» **Aim**
Will you give every entry again exactly as it stands?

» **Supplied records**
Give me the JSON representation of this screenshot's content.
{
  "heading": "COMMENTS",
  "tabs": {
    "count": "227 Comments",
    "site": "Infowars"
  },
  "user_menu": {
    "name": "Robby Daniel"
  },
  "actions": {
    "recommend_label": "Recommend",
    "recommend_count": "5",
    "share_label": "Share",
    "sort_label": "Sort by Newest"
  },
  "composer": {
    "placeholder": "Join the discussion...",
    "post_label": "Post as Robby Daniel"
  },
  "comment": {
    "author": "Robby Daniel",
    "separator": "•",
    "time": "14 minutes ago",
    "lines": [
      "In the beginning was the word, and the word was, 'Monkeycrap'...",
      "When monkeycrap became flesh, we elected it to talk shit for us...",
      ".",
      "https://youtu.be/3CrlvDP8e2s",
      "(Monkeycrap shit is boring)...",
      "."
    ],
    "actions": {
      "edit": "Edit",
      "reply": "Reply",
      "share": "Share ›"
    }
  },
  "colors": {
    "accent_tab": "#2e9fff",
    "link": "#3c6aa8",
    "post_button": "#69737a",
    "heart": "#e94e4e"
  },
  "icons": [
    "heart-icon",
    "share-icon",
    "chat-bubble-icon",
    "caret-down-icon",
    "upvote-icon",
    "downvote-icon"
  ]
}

» **Correct response**
Give me the JSON representation of this screenshot's content.
{
  "heading": "COMMENTS",
  "tabs": {
    "count": "227 Comments",
    "site": "Infowars"
  },
  "user_menu": {
    "name": "Robby Daniel"
  },
  "actions": {
    "recommend_label": "Recommend",
    "recommend_count": "5",
    "share_label": "Share",
    "sort_label": "Sort by Newest"
  },
  "composer": {
    "placeholder": "Join the discussion...",
    "post_label": "Post as Robby Daniel"
  },
  "comment": {
    "author": "Robby Daniel",
    "separator": "•",
    "time": "14 minutes ago",
    "lines": [
      "In the beginning was the word, and the word was, 'Monkeycrap'...",
      "When monkeycrap became flesh, we elected it to talk shit for us...",
      ".",
      "https://youtu.be/3CrlvDP8e2s",
      "(Monkeycrap shit is boring)...",
      "."
    ],
    "actions": {
      "edit": "Edit",
      "reply": "Reply",
      "share": "Share ›"
    }
  },
  "colors": {
    "accent_tab": "#2e9fff",
    "link": "#3c6aa8",
    "post_button": "#69737a",
    "heart": "#e94e4e"
  },
  "icons": [
    "heart-icon",
    "share-icon",
    "chat-bubble-icon",
    "caret-down-icon",
    "upvote-icon",
    "downvote-icon"
  ]
}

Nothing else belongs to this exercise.